◆ Supplied data ◆
* start *

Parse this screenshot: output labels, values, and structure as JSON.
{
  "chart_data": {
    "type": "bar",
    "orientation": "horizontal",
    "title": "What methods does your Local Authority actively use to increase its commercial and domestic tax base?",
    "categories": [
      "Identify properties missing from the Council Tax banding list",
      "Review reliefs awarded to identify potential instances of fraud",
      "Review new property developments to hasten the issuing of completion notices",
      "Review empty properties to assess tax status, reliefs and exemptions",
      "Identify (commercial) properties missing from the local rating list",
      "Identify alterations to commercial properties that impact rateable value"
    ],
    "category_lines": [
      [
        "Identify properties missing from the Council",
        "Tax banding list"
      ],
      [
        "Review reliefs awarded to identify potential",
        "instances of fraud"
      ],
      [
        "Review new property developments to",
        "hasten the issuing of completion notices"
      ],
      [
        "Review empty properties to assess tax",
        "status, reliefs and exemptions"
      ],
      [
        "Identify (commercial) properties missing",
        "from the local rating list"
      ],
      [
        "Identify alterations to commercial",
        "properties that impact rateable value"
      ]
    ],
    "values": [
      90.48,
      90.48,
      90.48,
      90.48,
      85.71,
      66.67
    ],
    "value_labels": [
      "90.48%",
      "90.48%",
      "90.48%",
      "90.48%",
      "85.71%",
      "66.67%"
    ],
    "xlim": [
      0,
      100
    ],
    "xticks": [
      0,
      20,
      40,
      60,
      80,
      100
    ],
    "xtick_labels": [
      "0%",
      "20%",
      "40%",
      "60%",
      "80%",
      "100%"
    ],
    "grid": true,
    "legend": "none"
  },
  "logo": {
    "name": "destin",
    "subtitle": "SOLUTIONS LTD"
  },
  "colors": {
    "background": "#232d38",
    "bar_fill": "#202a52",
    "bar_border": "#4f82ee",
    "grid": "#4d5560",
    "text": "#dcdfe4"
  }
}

* end *

◆ Task requirements ◆
From the records given above, copy all lines containing "exemptions".

◆ Problem solution ◆
      "Review empty properties to assess tax status, reliefs and exemptions",
        "status, reliefs and exemptions"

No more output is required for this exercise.